(DIRECTION) Copy out every line of the entries below, word for word and in the same order.

● ● ● ●

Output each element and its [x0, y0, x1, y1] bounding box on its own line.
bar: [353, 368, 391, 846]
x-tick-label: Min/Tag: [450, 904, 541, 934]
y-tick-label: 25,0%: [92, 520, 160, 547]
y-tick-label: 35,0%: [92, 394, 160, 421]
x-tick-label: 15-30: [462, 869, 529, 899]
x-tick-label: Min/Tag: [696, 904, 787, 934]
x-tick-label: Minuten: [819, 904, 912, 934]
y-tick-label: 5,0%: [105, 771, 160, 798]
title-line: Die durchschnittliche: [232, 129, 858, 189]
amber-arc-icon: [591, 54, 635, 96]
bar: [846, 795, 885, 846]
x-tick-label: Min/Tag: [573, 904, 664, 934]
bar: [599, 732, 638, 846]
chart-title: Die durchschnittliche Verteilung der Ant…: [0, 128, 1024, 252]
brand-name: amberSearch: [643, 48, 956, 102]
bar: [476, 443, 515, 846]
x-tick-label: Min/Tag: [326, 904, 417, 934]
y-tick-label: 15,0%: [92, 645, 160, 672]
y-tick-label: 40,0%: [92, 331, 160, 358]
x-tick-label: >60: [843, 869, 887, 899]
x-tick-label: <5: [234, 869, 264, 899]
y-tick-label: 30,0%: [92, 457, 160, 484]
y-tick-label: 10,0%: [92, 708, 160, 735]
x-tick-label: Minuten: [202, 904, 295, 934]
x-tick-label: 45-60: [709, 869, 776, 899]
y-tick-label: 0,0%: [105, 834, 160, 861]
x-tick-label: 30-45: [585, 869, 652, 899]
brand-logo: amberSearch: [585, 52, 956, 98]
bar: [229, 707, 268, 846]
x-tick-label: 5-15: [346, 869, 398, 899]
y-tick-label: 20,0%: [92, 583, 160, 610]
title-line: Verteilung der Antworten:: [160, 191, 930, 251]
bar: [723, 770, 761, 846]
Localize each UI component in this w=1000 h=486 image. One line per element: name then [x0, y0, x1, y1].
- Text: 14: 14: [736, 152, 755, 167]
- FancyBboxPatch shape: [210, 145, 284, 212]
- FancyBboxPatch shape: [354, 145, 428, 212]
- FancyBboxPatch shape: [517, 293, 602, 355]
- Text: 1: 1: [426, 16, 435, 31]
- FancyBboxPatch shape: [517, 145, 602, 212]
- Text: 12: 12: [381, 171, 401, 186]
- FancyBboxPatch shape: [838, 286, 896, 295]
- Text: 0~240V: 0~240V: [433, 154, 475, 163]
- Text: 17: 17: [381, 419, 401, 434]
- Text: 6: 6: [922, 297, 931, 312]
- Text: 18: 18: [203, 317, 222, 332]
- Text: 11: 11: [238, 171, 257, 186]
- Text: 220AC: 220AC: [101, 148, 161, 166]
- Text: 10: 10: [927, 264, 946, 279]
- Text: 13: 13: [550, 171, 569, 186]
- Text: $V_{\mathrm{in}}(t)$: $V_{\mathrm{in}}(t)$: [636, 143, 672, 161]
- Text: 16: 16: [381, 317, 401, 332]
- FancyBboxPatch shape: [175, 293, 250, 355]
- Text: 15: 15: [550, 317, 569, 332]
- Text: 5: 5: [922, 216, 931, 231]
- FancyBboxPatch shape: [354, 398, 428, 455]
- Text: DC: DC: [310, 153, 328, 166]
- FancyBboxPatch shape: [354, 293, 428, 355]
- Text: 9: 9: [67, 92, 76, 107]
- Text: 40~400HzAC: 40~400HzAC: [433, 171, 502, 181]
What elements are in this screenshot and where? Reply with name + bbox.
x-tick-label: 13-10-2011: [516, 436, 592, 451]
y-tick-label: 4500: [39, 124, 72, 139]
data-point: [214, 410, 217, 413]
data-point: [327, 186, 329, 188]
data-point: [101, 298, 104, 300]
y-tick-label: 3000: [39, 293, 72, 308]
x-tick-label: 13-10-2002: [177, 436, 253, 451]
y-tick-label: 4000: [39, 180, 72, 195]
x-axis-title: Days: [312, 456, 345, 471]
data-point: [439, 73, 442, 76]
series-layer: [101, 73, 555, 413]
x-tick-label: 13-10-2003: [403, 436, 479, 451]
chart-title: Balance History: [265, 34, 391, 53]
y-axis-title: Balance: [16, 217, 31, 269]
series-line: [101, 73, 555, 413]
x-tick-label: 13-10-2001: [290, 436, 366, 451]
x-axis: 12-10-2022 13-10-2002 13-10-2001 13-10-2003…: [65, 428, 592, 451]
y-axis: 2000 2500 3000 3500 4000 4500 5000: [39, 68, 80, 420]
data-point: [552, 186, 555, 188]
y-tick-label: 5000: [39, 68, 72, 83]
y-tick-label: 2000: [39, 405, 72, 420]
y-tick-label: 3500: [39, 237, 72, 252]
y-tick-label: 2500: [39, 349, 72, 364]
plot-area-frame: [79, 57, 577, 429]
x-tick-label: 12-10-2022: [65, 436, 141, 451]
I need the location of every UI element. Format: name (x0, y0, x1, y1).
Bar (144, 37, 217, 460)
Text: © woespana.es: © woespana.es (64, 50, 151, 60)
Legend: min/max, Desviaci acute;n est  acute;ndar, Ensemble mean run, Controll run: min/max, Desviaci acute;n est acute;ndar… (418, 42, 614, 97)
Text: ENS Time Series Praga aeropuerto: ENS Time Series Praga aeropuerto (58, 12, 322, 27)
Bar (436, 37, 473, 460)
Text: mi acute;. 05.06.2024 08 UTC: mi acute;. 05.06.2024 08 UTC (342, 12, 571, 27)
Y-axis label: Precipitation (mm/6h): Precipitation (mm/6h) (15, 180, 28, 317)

● ● ● ●

(RESULT OF THE EXERCISE)
Output each element and its [x0, y0, x1, y1] bounding box on its own line.
bar: [353, 368, 391, 846]
x-tick-label: Min/Tag: [450, 904, 541, 934]
y-tick-label: 25,0%: [92, 520, 160, 547]
y-tick-label: 35,0%: [92, 394, 160, 421]
x-tick-label: 15-30: [462, 869, 529, 899]
x-tick-label: Min/Tag: [696, 904, 787, 934]
x-tick-label: Minuten: [819, 904, 912, 934]
y-tick-label: 5,0%: [105, 771, 160, 798]
title-line: Die durchschnittliche: [232, 129, 858, 189]
amber-arc-icon: [591, 54, 635, 96]
bar: [846, 795, 885, 846]
x-tick-label: Min/Tag: [573, 904, 664, 934]
bar: [599, 732, 638, 846]
chart-title: Die durchschnittliche Verteilung der Ant…: [0, 128, 1024, 252]
brand-name: amberSearch: [643, 48, 956, 102]
bar: [476, 443, 515, 846]
x-tick-label: Min/Tag: [326, 904, 417, 934]
y-tick-label: 15,0%: [92, 645, 160, 672]
y-tick-label: 40,0%: [92, 331, 160, 358]
x-tick-label: >60: [843, 869, 887, 899]
x-tick-label: <5: [234, 869, 264, 899]
y-tick-label: 30,0%: [92, 457, 160, 484]
y-tick-label: 10,0%: [92, 708, 160, 735]
x-tick-label: Minuten: [202, 904, 295, 934]
x-tick-label: 45-60: [709, 869, 776, 899]
y-tick-label: 0,0%: [105, 834, 160, 861]
x-tick-label: 30-45: [585, 869, 652, 899]
brand-logo: amberSearch: [585, 52, 956, 98]
bar: [229, 707, 268, 846]
x-tick-label: 5-15: [346, 869, 398, 899]
y-tick-label: 20,0%: [92, 583, 160, 610]
title-line: Verteilung der Antworten:: [160, 191, 930, 251]
bar: [723, 770, 761, 846]
Localize each UI component in this w=1000 h=486 image. One line per element: name then [x0, y0, x1, y1].
- Text: 14: 14: [736, 152, 755, 167]
- FancyBboxPatch shape: [210, 145, 284, 212]
- FancyBboxPatch shape: [354, 145, 428, 212]
- FancyBboxPatch shape: [517, 293, 602, 355]
- Text: 1: 1: [426, 16, 435, 31]
- FancyBboxPatch shape: [517, 145, 602, 212]
- Text: 12: 12: [381, 171, 401, 186]
- FancyBboxPatch shape: [838, 286, 896, 295]
- Text: 0~240V: 0~240V: [433, 154, 475, 163]
- Text: 17: 17: [381, 419, 401, 434]
- Text: 6: 6: [922, 297, 931, 312]
- Text: 18: 18: [203, 317, 222, 332]
- Text: 11: 11: [238, 171, 257, 186]
- Text: 220AC: 220AC: [101, 148, 161, 166]
- Text: 10: 10: [927, 264, 946, 279]
- Text: 13: 13: [550, 171, 569, 186]
- Text: $V_{\mathrm{in}}(t)$: $V_{\mathrm{in}}(t)$: [636, 143, 672, 161]
- Text: 16: 16: [381, 317, 401, 332]
- FancyBboxPatch shape: [175, 293, 250, 355]
- Text: 15: 15: [550, 317, 569, 332]
- Text: 5: 5: [922, 216, 931, 231]
- FancyBboxPatch shape: [354, 398, 428, 455]
- Text: DC: DC: [310, 153, 328, 166]
- FancyBboxPatch shape: [354, 293, 428, 355]
- Text: 9: 9: [67, 92, 76, 107]
- Text: 40~400HzAC: 40~400HzAC: [433, 171, 502, 181]
What elements are in this screenshot and where? Reply with name + bbox.
x-tick-label: 13-10-2011: [516, 436, 592, 451]
y-tick-label: 4500: [39, 124, 72, 139]
data-point: [214, 410, 217, 413]
data-point: [327, 186, 329, 188]
data-point: [101, 298, 104, 300]
y-tick-label: 3000: [39, 293, 72, 308]
x-tick-label: 13-10-2002: [177, 436, 253, 451]
y-tick-label: 4000: [39, 180, 72, 195]
x-axis-title: Days: [312, 456, 345, 471]
data-point: [439, 73, 442, 76]
series-layer: [101, 73, 555, 413]
x-tick-label: 13-10-2003: [403, 436, 479, 451]
chart-title: Balance History: [265, 34, 391, 53]
y-axis-title: Balance: [16, 217, 31, 269]
series-line: [101, 73, 555, 413]
x-tick-label: 13-10-2001: [290, 436, 366, 451]
x-axis: 12-10-2022 13-10-2002 13-10-2001 13-10-2003…: [65, 428, 592, 451]
y-axis: 2000 2500 3000 3500 4000 4500 5000: [39, 68, 80, 420]
data-point: [552, 186, 555, 188]
y-tick-label: 5000: [39, 68, 72, 83]
y-tick-label: 2000: [39, 405, 72, 420]
y-tick-label: 3500: [39, 237, 72, 252]
y-tick-label: 2500: [39, 349, 72, 364]
plot-area-frame: [79, 57, 577, 429]
x-tick-label: 12-10-2022: [65, 436, 141, 451]
I need the location of every UI element. Format: name (x0, y0, x1, y1).
Bar (144, 37, 217, 460)
Text: © woespana.es: © woespana.es (64, 50, 151, 60)
Legend: min/max, Desviaci acute;n est  acute;ndar, Ensemble mean run, Controll run: min/max, Desviaci acute;n est acute;ndar… (418, 42, 614, 97)
Text: ENS Time Series Praga aeropuerto: ENS Time Series Praga aeropuerto (58, 12, 322, 27)
Bar (436, 37, 473, 460)
Text: mi acute;. 05.06.2024 08 UTC: mi acute;. 05.06.2024 08 UTC (342, 12, 571, 27)
Y-axis label: Precipitation (mm/6h): Precipitation (mm/6h) (15, 180, 28, 317)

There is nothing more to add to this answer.